Requirements: Extract the text of every entry below exactly; leave images out.

Extracted information:
━━━

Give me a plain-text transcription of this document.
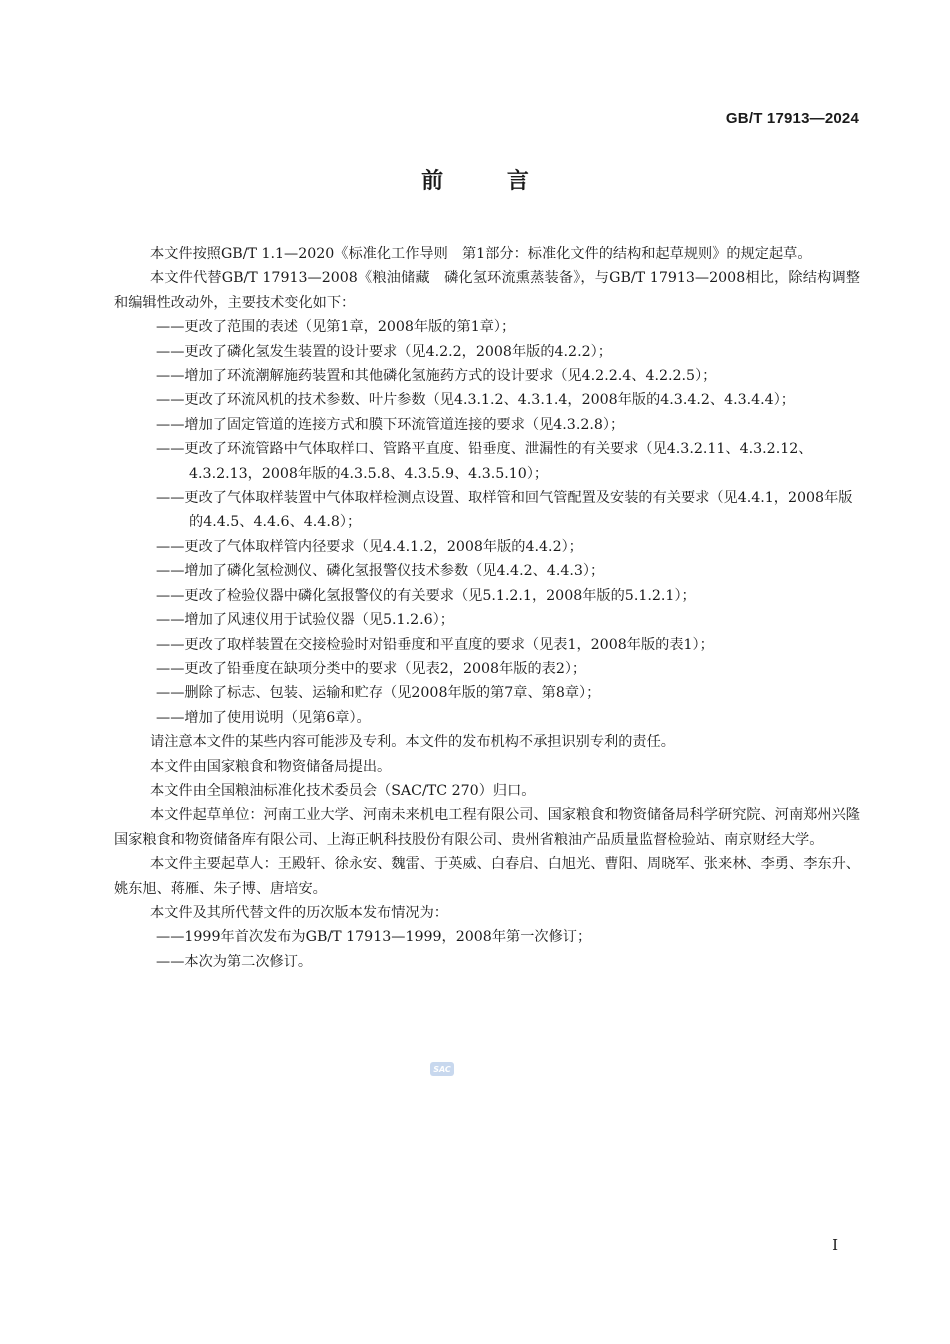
GB/T 17913—2024
前 言

本文件按照GB/T 1.1—2020《标准化工作导则　第1部分：标准化文件的结构和起草规则》的规定起草。

本文件代替GB/T 17913—2008《粮油储藏　磷化氢环流熏蒸装备》，与GB/T 17913—2008相比，除结构调整和编辑性改动外，主要技术变化如下：

——更改了范围的表述（见第1章，2008年版的第1章）；

——更改了磷化氢发生装置的设计要求（见4.2.2，2008年版的4.2.2）；

——增加了环流潮解施药装置和其他磷化氢施药方式的设计要求（见4.2.2.4、4.2.2.5）；

——更改了环流风机的技术参数、叶片参数（见4.3.1.2、4.3.1.4，2008年版的4.3.4.2、4.3.4.4）；

——增加了固定管道的连接方式和膜下环流管道连接的要求（见4.3.2.8）；

——更改了环流管路中气体取样口、管路平直度、铅垂度、泄漏性的有关要求（见4.3.2.11、4.3.2.12、4.3.2.13，2008年版的4.3.5.8、4.3.5.9、4.3.5.10）；

——更改了气体取样装置中气体取样检测点设置、取样管和回气管配置及安装的有关要求（见4.4.1，2008年版的4.4.5、4.4.6、4.4.8）；

——更改了气体取样管内径要求（见4.4.1.2，2008年版的4.4.2）；

——增加了磷化氢检测仪、磷化氢报警仪技术参数（见4.4.2、4.4.3）；

——更改了检验仪器中磷化氢报警仪的有关要求（见5.1.2.1，2008年版的5.1.2.1）；

——增加了风速仪用于试验仪器（见5.1.2.6）；

——更改了取样装置在交接检验时对铅垂度和平直度的要求（见表1，2008年版的表1）；

——更改了铅垂度在缺项分类中的要求（见表2，2008年版的表2）；

——删除了标志、包装、运输和贮存（见2008年版的第7章、第8章）；

——增加了使用说明（见第6章）。

请注意本文件的某些内容可能涉及专利。本文件的发布机构不承担识别专利的责任。

本文件由国家粮食和物资储备局提出。

本文件由全国粮油标准化技术委员会（SAC/TC 270）归口。

本文件起草单位：河南工业大学、河南未来机电工程有限公司、国家粮食和物资储备局科学研究院、河南郑州兴隆国家粮食和物资储备库有限公司、上海正帆科技股份有限公司、贵州省粮油产品质量监督检验站、南京财经大学。

本文件主要起草人：王殿轩、徐永安、魏雷、于英威、白春启、白旭光、曹阳、周晓军、张来林、李勇、李东升、姚东旭、蒋雁、朱子博、唐培安。

本文件及其所代替文件的历次版本发布情况为：

——1999年首次发布为GB/T 17913—1999，2008年第一次修订；

——本次为第二次修订。

SAC
I
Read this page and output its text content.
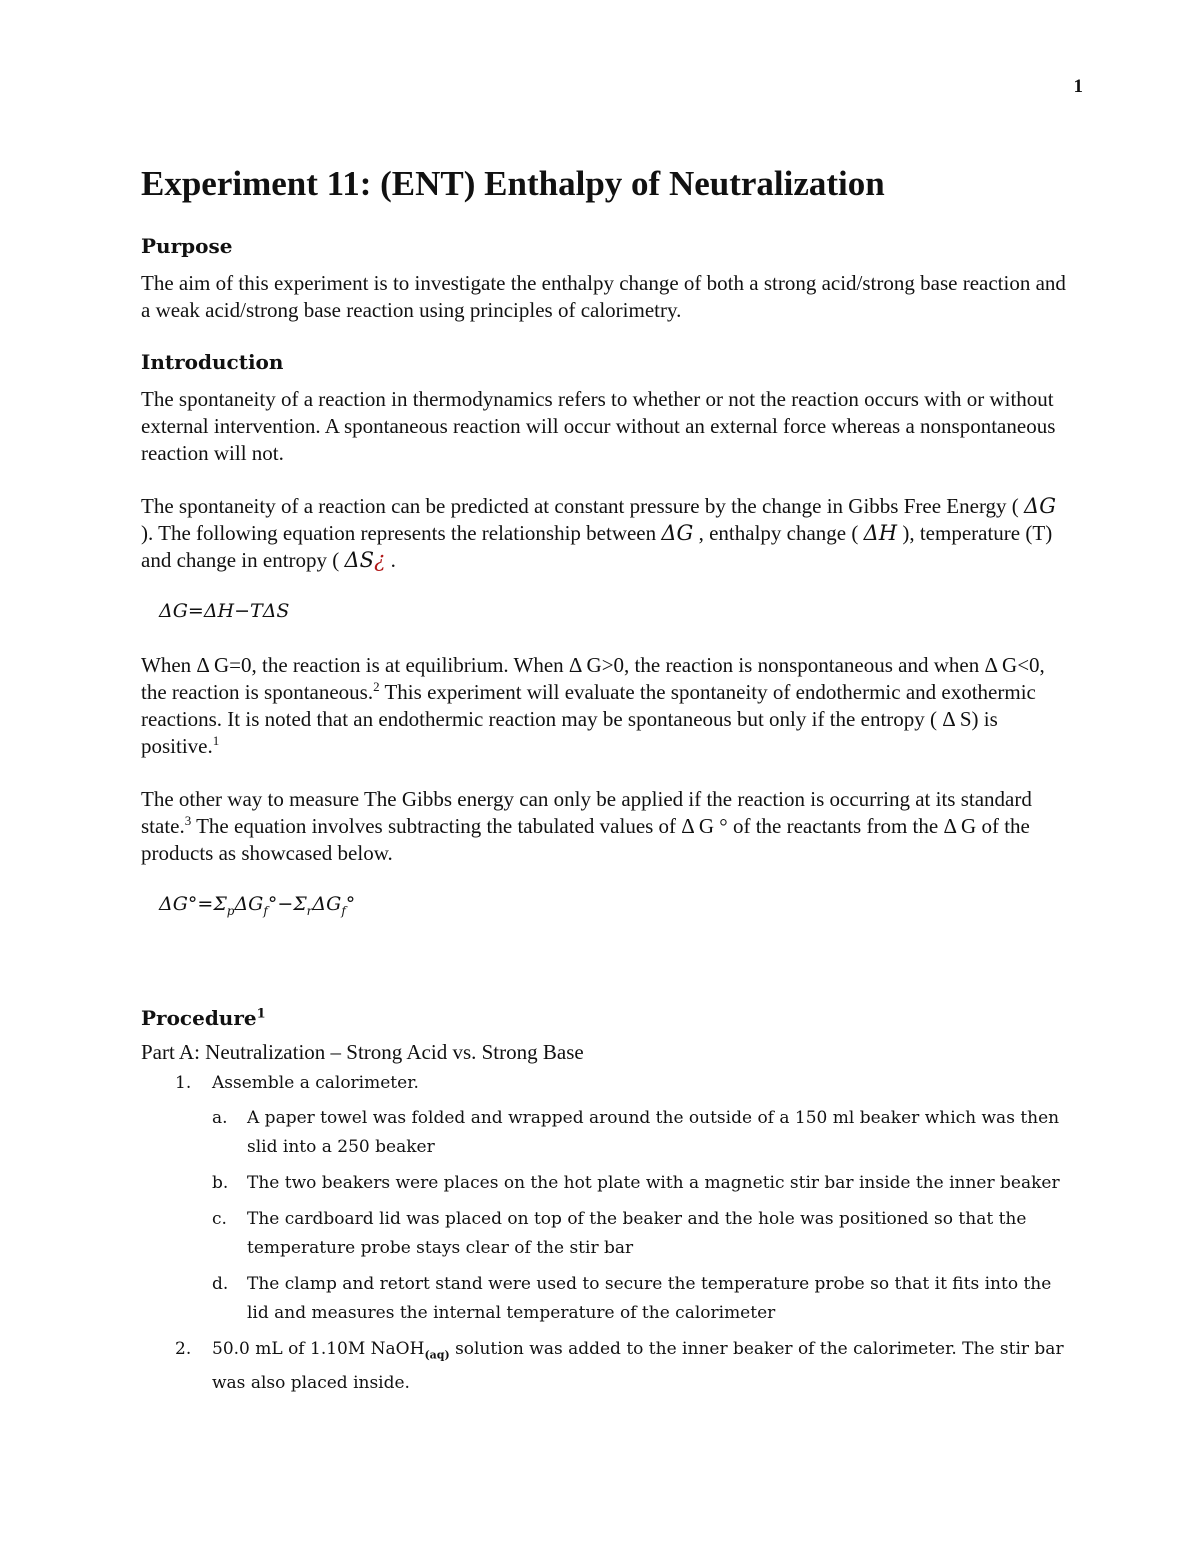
1
Experiment 11: (ENT) Enthalpy of Neutralization
Purpose

The aim of this experiment is to investigate the enthalpy change of both a strong acid/strong base reaction and a weak acid/strong base reaction using principles of calorimetry.

Introduction

The spontaneity of a reaction in thermodynamics refers to whether or not the reaction occurs with or without external intervention. A spontaneous reaction will occur without an external force whereas a nonspontaneous reaction will not.

The spontaneity of a reaction can be predicted at constant pressure by the change in Gibbs Free Energy ( ΔG ). The following equation represents the relationship between ΔG , enthalpy change ( ΔH ), temperature (T) and change in entropy ( ΔS¿ .

ΔG=ΔH−TΔS

When Δ G=0, the reaction is at equilibrium. When Δ G>0, the reaction is nonspontaneous and when Δ G<0, the reaction is spontaneous.$^2$ This experiment will evaluate the spontaneity of endothermic and exothermic reactions. It is noted that an endothermic reaction may be spontaneous but only if the entropy ( Δ S) is positive.$^1$

The other way to measure The Gibbs energy can only be applied if the reaction is occurring at its standard state.$^3$ The equation involves subtracting the tabulated values of Δ G ° of the reactants from the Δ G of the products as showcased below.

$\Delta G^\circ=\Sigma_p\Delta G_f^\circ-\Sigma_r\Delta G_f^\circ$
Procedure$^1$
Part A: Neutralization – Strong Acid vs. Strong Base
1. Assemble a calorimeter.
a. A paper towel was folded and wrapped around the outside of a 150 ml beaker which was then slid into a 250 beaker
b. The two beakers were places on the hot plate with a magnetic stir bar inside the inner beaker
c. The cardboard lid was placed on top of the beaker and the hole was positioned so that the temperature probe stays clear of the stir bar
d. The clamp and retort stand were used to secure the temperature probe so that it fits into the lid and measures the internal temperature of the calorimeter
2. 50.0 mL of 1.10M NaOH$_{(aq)}$ solution was added to the inner beaker of the calorimeter. The stir bar was also placed inside.
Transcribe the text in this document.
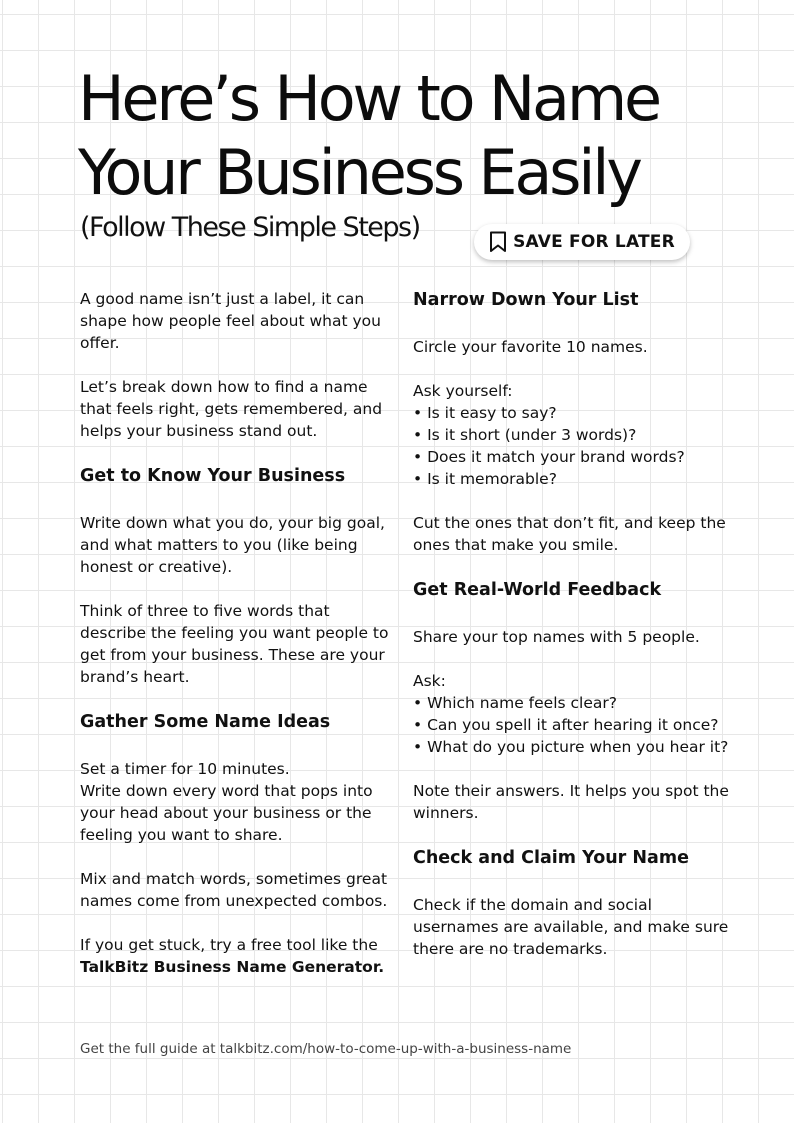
Here’s How to Name
Your Business Easily
(Follow These Simple Steps)	SAVE FOR LATER

A good name isn’t just a label, it can shape how people feel about what you offer.

Let’s break down how to find a name that feels right, gets remembered, and helps your business stand out.

Get to Know Your Business

Write down what you do, your big goal, and what matters to you (like being honest or creative).

Think of three to five words that describe the feeling you want people to get from your business. These are your brand’s heart.

Gather Some Name Ideas

Set a timer for 10 minutes.
Write down every word that pops into your head about your business or the feeling you want to share.

Mix and match words, sometimes great names come from unexpected combos.

If you get stuck, try a free tool like the TalkBitz Business Name Generator.

Narrow Down Your List

Circle your favorite 10 names.

Ask yourself:
• Is it easy to say?
• Is it short (under 3 words)?
• Does it match your brand words?
• Is it memorable?

Cut the ones that don’t fit, and keep the ones that make you smile.

Get Real-World Feedback

Share your top names with 5 people.

Ask:
• Which name feels clear?
• Can you spell it after hearing it once?
• What do you picture when you hear it?

Note their answers. It helps you spot the winners.

Check and Claim Your Name

Check if the domain and social usernames are available, and make sure there are no trademarks.

Get the full guide at talkbitz.com/how-to-come-up-with-a-business-name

━━━

Task solution:
Give me a plain-text transcription of this document.
GB/T 17913—2024
前 言

本文件按照GB/T 1.1—2020《标准化工作导则　第1部分：标准化文件的结构和起草规则》的规定起草。

本文件代替GB/T 17913—2008《粮油储藏　磷化氢环流熏蒸装备》，与GB/T 17913—2008相比，除结构调整和编辑性改动外，主要技术变化如下：

——更改了范围的表述（见第1章，2008年版的第1章）；

——更改了磷化氢发生装置的设计要求（见4.2.2，2008年版的4.2.2）；

——增加了环流潮解施药装置和其他磷化氢施药方式的设计要求（见4.2.2.4、4.2.2.5）；

——更改了环流风机的技术参数、叶片参数（见4.3.1.2、4.3.1.4，2008年版的4.3.4.2、4.3.4.4）；

——增加了固定管道的连接方式和膜下环流管道连接的要求（见4.3.2.8）；

——更改了环流管路中气体取样口、管路平直度、铅垂度、泄漏性的有关要求（见4.3.2.11、4.3.2.12、4.3.2.13，2008年版的4.3.5.8、4.3.5.9、4.3.5.10）；

——更改了气体取样装置中气体取样检测点设置、取样管和回气管配置及安装的有关要求（见4.4.1，2008年版的4.4.5、4.4.6、4.4.8）；

——更改了气体取样管内径要求（见4.4.1.2，2008年版的4.4.2）；

——增加了磷化氢检测仪、磷化氢报警仪技术参数（见4.4.2、4.4.3）；

——更改了检验仪器中磷化氢报警仪的有关要求（见5.1.2.1，2008年版的5.1.2.1）；

——增加了风速仪用于试验仪器（见5.1.2.6）；

——更改了取样装置在交接检验时对铅垂度和平直度的要求（见表1，2008年版的表1）；

——更改了铅垂度在缺项分类中的要求（见表2，2008年版的表2）；

——删除了标志、包装、运输和贮存（见2008年版的第7章、第8章）；

——增加了使用说明（见第6章）。

请注意本文件的某些内容可能涉及专利。本文件的发布机构不承担识别专利的责任。

本文件由国家粮食和物资储备局提出。

本文件由全国粮油标准化技术委员会（SAC/TC 270）归口。

本文件起草单位：河南工业大学、河南未来机电工程有限公司、国家粮食和物资储备局科学研究院、河南郑州兴隆国家粮食和物资储备库有限公司、上海正帆科技股份有限公司、贵州省粮油产品质量监督检验站、南京财经大学。

本文件主要起草人：王殿轩、徐永安、魏雷、于英威、白春启、白旭光、曹阳、周晓军、张来林、李勇、李东升、姚东旭、蒋雁、朱子博、唐培安。

本文件及其所代替文件的历次版本发布情况为：

——1999年首次发布为GB/T 17913—1999，2008年第一次修订；

——本次为第二次修订。

SAC
I
Read this page and output its text content.
1
Experiment 11: (ENT) Enthalpy of Neutralization
Purpose

The aim of this experiment is to investigate the enthalpy change of both a strong acid/strong base reaction and a weak acid/strong base reaction using principles of calorimetry.

Introduction

The spontaneity of a reaction in thermodynamics refers to whether or not the reaction occurs with or without external intervention. A spontaneous reaction will occur without an external force whereas a nonspontaneous reaction will not.

The spontaneity of a reaction can be predicted at constant pressure by the change in Gibbs Free Energy ( ΔG ). The following equation represents the relationship between ΔG , enthalpy change ( ΔH ), temperature (T) and change in entropy ( ΔS¿ .

ΔG=ΔH−TΔS

When Δ G=0, the reaction is at equilibrium. When Δ G>0, the reaction is nonspontaneous and when Δ G<0, the reaction is spontaneous.$^2$ This experiment will evaluate the spontaneity of endothermic and exothermic reactions. It is noted that an endothermic reaction may be spontaneous but only if the entropy ( Δ S) is positive.$^1$

The other way to measure The Gibbs energy can only be applied if the reaction is occurring at its standard state.$^3$ The equation involves subtracting the tabulated values of Δ G ° of the reactants from the Δ G of the products as showcased below.

$\Delta G^\circ=\Sigma_p\Delta G_f^\circ-\Sigma_r\Delta G_f^\circ$
Procedure$^1$
Part A: Neutralization – Strong Acid vs. Strong Base
1. Assemble a calorimeter.
a. A paper towel was folded and wrapped around the outside of a 150 ml beaker which was then slid into a 250 beaker
b. The two beakers were places on the hot plate with a magnetic stir bar inside the inner beaker
c. The cardboard lid was placed on top of the beaker and the hole was positioned so that the temperature probe stays clear of the stir bar
d. The clamp and retort stand were used to secure the temperature probe so that it fits into the lid and measures the internal temperature of the calorimeter
2. 50.0 mL of 1.10M NaOH$_{(aq)}$ solution was added to the inner beaker of the calorimeter. The stir bar was also placed inside.
Transcribe the text in this document.
Here’s How to Name
Your Business Easily
(Follow These Simple Steps)	SAVE FOR LATER

A good name isn’t just a label, it can shape how people feel about what you offer.

Let’s break down how to find a name that feels right, gets remembered, and helps your business stand out.

Get to Know Your Business

Write down what you do, your big goal, and what matters to you (like being honest or creative).

Think of three to five words that describe the feeling you want people to get from your business. These are your brand’s heart.

Gather Some Name Ideas

Set a timer for 10 minutes.
Write down every word that pops into your head about your business or the feeling you want to share.

Mix and match words, sometimes great names come from unexpected combos.

If you get stuck, try a free tool like the TalkBitz Business Name Generator.

Narrow Down Your List

Circle your favorite 10 names.

Ask yourself:
• Is it easy to say?
• Is it short (under 3 words)?
• Does it match your brand words?
• Is it memorable?

Cut the ones that don’t fit, and keep the ones that make you smile.

Get Real-World Feedback

Share your top names with 5 people.

Ask:
• Which name feels clear?
• Can you spell it after hearing it once?
• What do you picture when you hear it?

Note their answers. It helps you spot the winners.

Check and Claim Your Name

Check if the domain and social usernames are available, and make sure there are no trademarks.

Get the full guide at talkbitz.com/how-to-come-up-with-a-business-name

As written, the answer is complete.